Directions for this task: Your task is to quote the material that follows, in full and exactly.

**** Given entries

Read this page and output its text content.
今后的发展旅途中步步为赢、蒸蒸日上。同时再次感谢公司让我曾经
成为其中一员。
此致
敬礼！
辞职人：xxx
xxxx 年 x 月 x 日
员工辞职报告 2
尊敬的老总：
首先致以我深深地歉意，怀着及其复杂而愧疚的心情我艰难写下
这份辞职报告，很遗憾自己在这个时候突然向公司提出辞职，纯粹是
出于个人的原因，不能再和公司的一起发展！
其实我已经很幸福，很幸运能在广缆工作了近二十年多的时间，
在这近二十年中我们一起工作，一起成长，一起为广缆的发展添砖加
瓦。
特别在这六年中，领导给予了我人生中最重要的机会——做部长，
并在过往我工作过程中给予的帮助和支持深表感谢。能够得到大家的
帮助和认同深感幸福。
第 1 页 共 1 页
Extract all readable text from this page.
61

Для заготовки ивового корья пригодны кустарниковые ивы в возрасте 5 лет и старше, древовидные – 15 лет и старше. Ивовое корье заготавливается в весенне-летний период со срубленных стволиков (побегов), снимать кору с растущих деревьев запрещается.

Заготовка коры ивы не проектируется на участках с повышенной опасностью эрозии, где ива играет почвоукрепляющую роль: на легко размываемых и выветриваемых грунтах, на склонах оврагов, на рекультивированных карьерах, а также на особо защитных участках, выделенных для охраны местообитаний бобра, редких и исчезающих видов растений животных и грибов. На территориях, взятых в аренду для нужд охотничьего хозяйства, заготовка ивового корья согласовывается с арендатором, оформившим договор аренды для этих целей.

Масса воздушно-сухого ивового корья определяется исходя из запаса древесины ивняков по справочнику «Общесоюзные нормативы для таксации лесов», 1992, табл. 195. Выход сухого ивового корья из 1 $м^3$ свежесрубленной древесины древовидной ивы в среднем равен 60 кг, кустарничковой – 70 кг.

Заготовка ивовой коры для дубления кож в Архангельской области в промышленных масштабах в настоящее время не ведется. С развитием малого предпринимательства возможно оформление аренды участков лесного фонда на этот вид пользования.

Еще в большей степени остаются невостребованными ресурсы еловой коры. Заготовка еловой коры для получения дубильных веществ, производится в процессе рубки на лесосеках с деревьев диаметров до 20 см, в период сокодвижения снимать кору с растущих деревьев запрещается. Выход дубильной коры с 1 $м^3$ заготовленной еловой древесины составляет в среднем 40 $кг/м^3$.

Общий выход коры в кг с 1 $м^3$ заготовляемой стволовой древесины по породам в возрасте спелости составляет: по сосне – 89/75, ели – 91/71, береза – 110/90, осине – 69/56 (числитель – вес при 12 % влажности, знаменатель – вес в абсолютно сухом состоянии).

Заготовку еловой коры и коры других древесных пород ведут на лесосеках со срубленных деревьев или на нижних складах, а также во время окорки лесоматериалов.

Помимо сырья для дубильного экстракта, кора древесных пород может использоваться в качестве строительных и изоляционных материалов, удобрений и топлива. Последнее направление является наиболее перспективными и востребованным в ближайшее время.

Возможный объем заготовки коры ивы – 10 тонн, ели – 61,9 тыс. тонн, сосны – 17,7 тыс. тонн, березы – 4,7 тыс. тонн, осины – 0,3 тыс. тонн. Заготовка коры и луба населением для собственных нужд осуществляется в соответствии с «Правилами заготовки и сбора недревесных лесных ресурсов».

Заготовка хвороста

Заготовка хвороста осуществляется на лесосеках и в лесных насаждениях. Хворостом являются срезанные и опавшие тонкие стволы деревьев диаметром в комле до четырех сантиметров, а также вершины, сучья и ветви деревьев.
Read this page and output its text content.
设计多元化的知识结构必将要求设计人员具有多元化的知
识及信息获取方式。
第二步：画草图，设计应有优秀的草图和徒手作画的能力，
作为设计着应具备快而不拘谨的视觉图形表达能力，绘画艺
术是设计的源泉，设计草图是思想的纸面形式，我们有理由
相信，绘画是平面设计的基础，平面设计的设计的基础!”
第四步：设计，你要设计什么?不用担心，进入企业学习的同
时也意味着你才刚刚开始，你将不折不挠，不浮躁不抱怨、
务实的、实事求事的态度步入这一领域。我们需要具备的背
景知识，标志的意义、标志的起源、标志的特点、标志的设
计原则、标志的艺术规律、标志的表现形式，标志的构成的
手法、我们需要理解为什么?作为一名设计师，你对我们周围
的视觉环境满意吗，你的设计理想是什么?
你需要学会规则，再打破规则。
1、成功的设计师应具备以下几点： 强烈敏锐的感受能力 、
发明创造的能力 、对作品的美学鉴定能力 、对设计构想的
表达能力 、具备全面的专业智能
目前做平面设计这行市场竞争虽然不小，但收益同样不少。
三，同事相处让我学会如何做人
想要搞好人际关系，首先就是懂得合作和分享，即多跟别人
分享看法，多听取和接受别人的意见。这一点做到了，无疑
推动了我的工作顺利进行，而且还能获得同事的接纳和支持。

********

Reply:
Read this page and output its text content.
今后的发展旅途中步步为赢、蒸蒸日上。同时再次感谢公司让我曾经
成为其中一员。
此致
敬礼！
辞职人：xxx
xxxx 年 x 月 x 日
员工辞职报告 2
尊敬的老总：
首先致以我深深地歉意，怀着及其复杂而愧疚的心情我艰难写下
这份辞职报告，很遗憾自己在这个时候突然向公司提出辞职，纯粹是
出于个人的原因，不能再和公司的一起发展！
其实我已经很幸福，很幸运能在广缆工作了近二十年多的时间，
在这近二十年中我们一起工作，一起成长，一起为广缆的发展添砖加
瓦。
特别在这六年中，领导给予了我人生中最重要的机会——做部长，
并在过往我工作过程中给予的帮助和支持深表感谢。能够得到大家的
帮助和认同深感幸福。
第 1 页 共 1 页
Extract all readable text from this page.
61

Для заготовки ивового корья пригодны кустарниковые ивы в возрасте 5 лет и старше, древовидные – 15 лет и старше. Ивовое корье заготавливается в весенне-летний период со срубленных стволиков (побегов), снимать кору с растущих деревьев запрещается.

Заготовка коры ивы не проектируется на участках с повышенной опасностью эрозии, где ива играет почвоукрепляющую роль: на легко размываемых и выветриваемых грунтах, на склонах оврагов, на рекультивированных карьерах, а также на особо защитных участках, выделенных для охраны местообитаний бобра, редких и исчезающих видов растений животных и грибов. На территориях, взятых в аренду для нужд охотничьего хозяйства, заготовка ивового корья согласовывается с арендатором, оформившим договор аренды для этих целей.

Масса воздушно-сухого ивового корья определяется исходя из запаса древесины ивняков по справочнику «Общесоюзные нормативы для таксации лесов», 1992, табл. 195. Выход сухого ивового корья из 1 $м^3$ свежесрубленной древесины древовидной ивы в среднем равен 60 кг, кустарничковой – 70 кг.

Заготовка ивовой коры для дубления кож в Архангельской области в промышленных масштабах в настоящее время не ведется. С развитием малого предпринимательства возможно оформление аренды участков лесного фонда на этот вид пользования.

Еще в большей степени остаются невостребованными ресурсы еловой коры. Заготовка еловой коры для получения дубильных веществ, производится в процессе рубки на лесосеках с деревьев диаметров до 20 см, в период сокодвижения снимать кору с растущих деревьев запрещается. Выход дубильной коры с 1 $м^3$ заготовленной еловой древесины составляет в среднем 40 $кг/м^3$.

Общий выход коры в кг с 1 $м^3$ заготовляемой стволовой древесины по породам в возрасте спелости составляет: по сосне – 89/75, ели – 91/71, береза – 110/90, осине – 69/56 (числитель – вес при 12 % влажности, знаменатель – вес в абсолютно сухом состоянии).

Заготовку еловой коры и коры других древесных пород ведут на лесосеках со срубленных деревьев или на нижних складах, а также во время окорки лесоматериалов.

Помимо сырья для дубильного экстракта, кора древесных пород может использоваться в качестве строительных и изоляционных материалов, удобрений и топлива. Последнее направление является наиболее перспективными и востребованным в ближайшее время.

Возможный объем заготовки коры ивы – 10 тонн, ели – 61,9 тыс. тонн, сосны – 17,7 тыс. тонн, березы – 4,7 тыс. тонн, осины – 0,3 тыс. тонн. Заготовка коры и луба населением для собственных нужд осуществляется в соответствии с «Правилами заготовки и сбора недревесных лесных ресурсов».

Заготовка хвороста

Заготовка хвороста осуществляется на лесосеках и в лесных насаждениях. Хворостом являются срезанные и опавшие тонкие стволы деревьев диаметром в комле до четырех сантиметров, а также вершины, сучья и ветви деревьев.
Read this page and output its text content.
设计多元化的知识结构必将要求设计人员具有多元化的知
识及信息获取方式。
第二步：画草图，设计应有优秀的草图和徒手作画的能力，
作为设计着应具备快而不拘谨的视觉图形表达能力，绘画艺
术是设计的源泉，设计草图是思想的纸面形式，我们有理由
相信，绘画是平面设计的基础，平面设计的设计的基础!”
第四步：设计，你要设计什么?不用担心，进入企业学习的同
时也意味着你才刚刚开始，你将不折不挠，不浮躁不抱怨、
务实的、实事求事的态度步入这一领域。我们需要具备的背
景知识，标志的意义、标志的起源、标志的特点、标志的设
计原则、标志的艺术规律、标志的表现形式，标志的构成的
手法、我们需要理解为什么?作为一名设计师，你对我们周围
的视觉环境满意吗，你的设计理想是什么?
你需要学会规则，再打破规则。
1、成功的设计师应具备以下几点： 强烈敏锐的感受能力 、
发明创造的能力 、对作品的美学鉴定能力 、对设计构想的
表达能力 、具备全面的专业智能
目前做平面设计这行市场竞争虽然不小，但收益同样不少。
三，同事相处让我学会如何做人
想要搞好人际关系，首先就是懂得合作和分享，即多跟别人
分享看法，多听取和接受别人的意见。这一点做到了，无疑
推动了我的工作顺利进行，而且还能获得同事的接纳和支持。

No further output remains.